= MATERIAL FOR THE TASK =
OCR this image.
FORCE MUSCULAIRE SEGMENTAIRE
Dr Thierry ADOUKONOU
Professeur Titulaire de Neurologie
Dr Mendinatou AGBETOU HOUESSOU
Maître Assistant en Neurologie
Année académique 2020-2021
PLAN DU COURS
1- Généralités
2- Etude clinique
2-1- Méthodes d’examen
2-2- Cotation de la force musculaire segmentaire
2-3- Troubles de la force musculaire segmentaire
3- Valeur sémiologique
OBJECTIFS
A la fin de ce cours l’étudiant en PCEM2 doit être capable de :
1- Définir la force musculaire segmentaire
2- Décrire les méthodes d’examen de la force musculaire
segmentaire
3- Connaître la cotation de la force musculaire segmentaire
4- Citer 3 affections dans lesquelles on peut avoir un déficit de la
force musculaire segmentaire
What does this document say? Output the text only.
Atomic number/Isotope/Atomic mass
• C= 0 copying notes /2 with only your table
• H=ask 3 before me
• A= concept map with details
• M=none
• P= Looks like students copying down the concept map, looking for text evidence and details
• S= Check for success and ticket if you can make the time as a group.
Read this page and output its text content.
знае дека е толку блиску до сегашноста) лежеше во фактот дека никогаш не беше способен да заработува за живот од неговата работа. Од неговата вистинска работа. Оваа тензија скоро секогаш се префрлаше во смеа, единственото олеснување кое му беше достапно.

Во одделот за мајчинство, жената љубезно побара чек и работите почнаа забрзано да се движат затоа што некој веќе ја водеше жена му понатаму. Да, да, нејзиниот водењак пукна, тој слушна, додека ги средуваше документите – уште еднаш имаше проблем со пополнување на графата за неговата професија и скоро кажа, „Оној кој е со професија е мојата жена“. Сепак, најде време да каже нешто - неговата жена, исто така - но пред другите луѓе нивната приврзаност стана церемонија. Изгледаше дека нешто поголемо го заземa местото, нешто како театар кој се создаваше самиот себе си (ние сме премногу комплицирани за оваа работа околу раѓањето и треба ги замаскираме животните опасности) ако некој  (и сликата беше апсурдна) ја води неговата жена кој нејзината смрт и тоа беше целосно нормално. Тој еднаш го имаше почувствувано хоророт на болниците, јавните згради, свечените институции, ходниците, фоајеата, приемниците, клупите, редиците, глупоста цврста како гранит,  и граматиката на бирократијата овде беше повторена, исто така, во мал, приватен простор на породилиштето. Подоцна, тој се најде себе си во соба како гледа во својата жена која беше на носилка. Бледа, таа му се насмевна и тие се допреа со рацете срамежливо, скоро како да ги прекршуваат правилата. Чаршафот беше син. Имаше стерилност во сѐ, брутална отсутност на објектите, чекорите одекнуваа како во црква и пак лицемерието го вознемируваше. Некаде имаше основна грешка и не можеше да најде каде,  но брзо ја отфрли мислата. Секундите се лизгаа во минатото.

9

= PROBLEM STATEMENT =
Find every line in the records above that contains the word "details", and copy each one.

= FULL SOLUTION =
• A= concept map with details
• P= Looks like students copying down the concept map, looking for text evidence and details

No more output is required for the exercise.